#### WORK TO DO:
Where a line contains the word "магнитным", copy that line in full.

#### RECORDS:
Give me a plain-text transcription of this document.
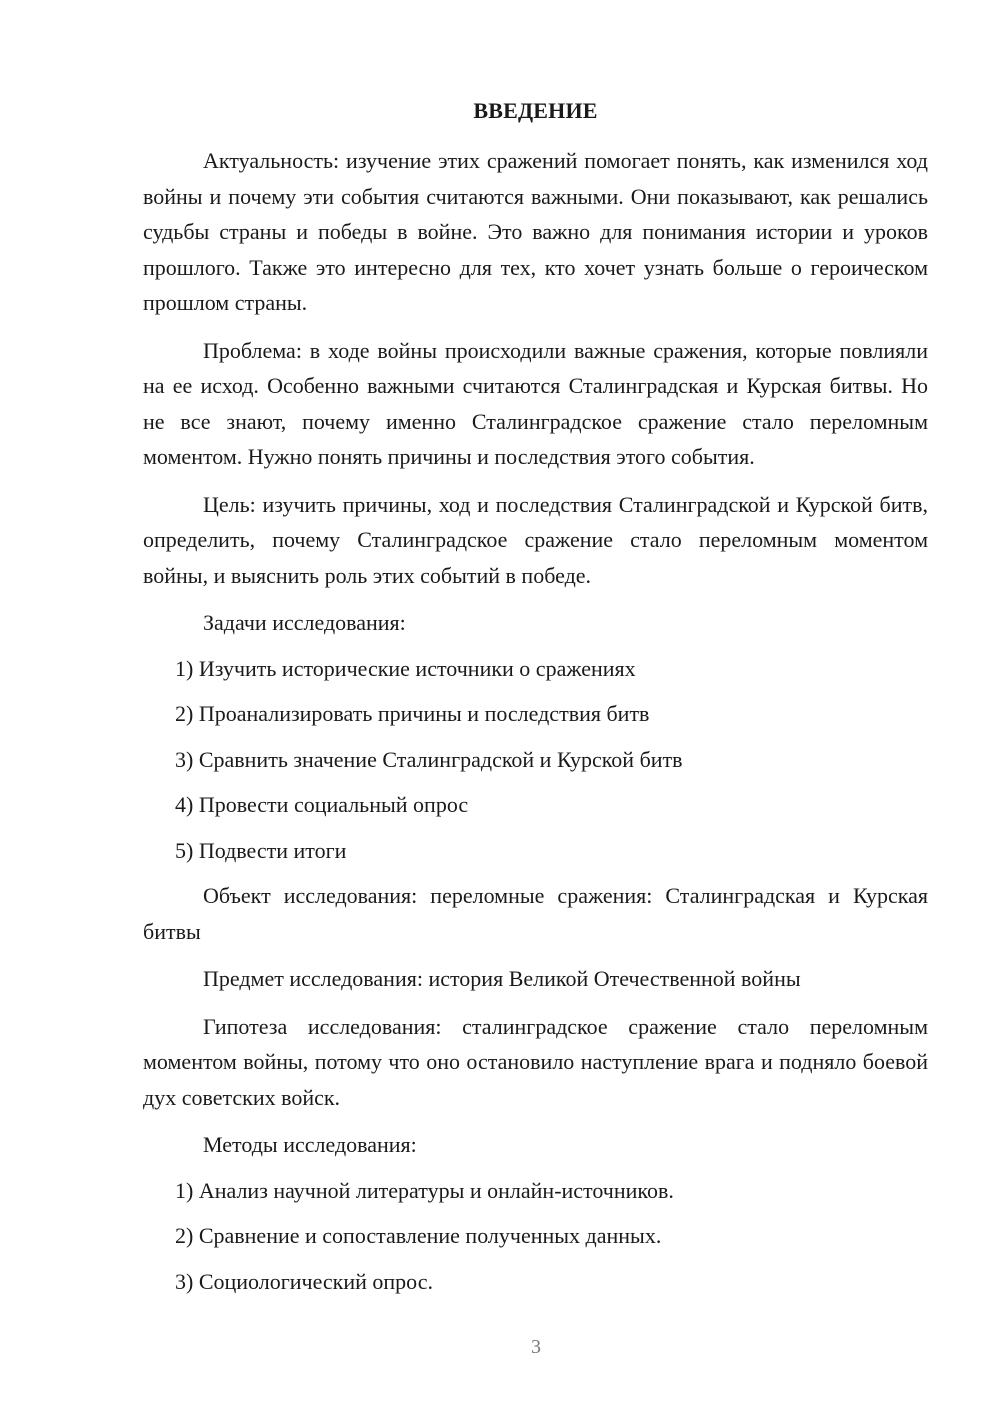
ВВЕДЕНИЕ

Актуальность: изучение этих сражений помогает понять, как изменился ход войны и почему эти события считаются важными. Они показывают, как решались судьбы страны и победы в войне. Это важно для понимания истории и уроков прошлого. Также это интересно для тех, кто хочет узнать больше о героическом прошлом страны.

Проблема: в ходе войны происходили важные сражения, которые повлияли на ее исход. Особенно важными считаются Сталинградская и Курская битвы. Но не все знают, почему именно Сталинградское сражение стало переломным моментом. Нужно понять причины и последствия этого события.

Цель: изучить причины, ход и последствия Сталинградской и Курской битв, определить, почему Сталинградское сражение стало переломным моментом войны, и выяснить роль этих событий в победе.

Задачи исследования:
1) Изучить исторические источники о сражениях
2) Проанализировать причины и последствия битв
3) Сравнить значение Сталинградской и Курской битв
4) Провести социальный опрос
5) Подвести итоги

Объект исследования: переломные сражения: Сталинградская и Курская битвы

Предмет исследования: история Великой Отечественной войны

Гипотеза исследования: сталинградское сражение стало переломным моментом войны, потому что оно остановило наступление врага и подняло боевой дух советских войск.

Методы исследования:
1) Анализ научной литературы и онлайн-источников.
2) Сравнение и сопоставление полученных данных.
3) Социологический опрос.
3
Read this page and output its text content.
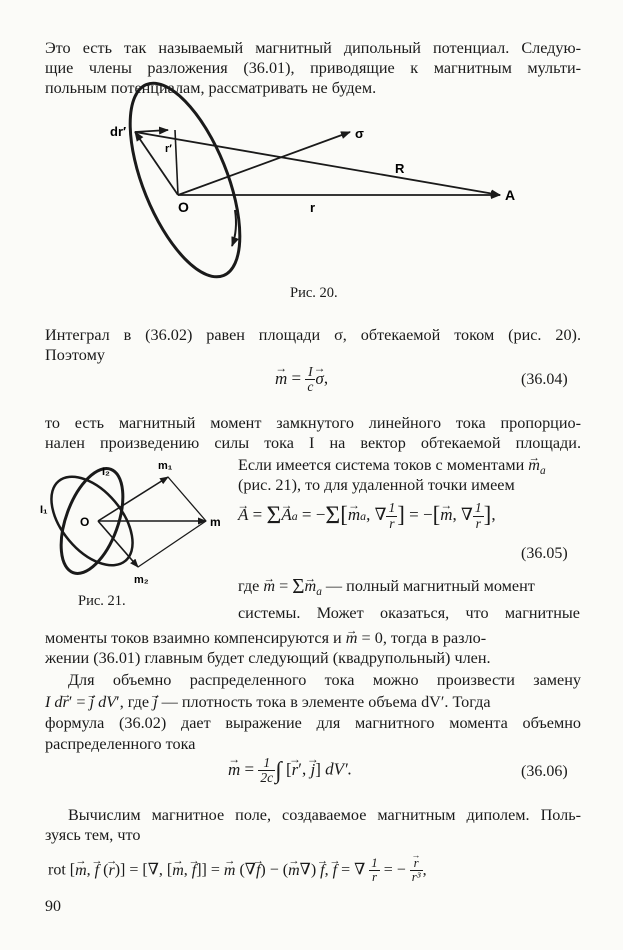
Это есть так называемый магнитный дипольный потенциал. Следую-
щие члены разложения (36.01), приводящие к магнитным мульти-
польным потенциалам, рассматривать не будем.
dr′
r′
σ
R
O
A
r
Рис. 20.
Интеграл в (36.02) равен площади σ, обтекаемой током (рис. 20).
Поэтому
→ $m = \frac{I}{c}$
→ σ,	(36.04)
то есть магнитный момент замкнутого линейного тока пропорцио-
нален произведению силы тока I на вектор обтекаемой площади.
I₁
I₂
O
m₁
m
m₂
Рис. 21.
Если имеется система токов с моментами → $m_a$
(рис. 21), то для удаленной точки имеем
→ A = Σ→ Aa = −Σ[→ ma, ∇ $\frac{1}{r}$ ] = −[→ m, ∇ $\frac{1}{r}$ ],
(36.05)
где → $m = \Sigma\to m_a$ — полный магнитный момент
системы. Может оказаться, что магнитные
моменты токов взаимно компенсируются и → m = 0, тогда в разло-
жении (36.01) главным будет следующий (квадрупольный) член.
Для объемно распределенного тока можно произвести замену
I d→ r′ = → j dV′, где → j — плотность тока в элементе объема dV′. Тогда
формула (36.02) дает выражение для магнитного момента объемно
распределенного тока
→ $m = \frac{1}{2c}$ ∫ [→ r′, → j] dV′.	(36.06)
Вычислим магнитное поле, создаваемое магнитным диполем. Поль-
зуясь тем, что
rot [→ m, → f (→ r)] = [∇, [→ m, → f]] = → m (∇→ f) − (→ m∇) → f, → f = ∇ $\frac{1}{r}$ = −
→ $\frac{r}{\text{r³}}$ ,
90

#### CORRECT RESULT:
щие члены разложения (36.01), приводящие к магнитным мульти-
Вычислим магнитное поле, создаваемое магнитным диполем. Поль-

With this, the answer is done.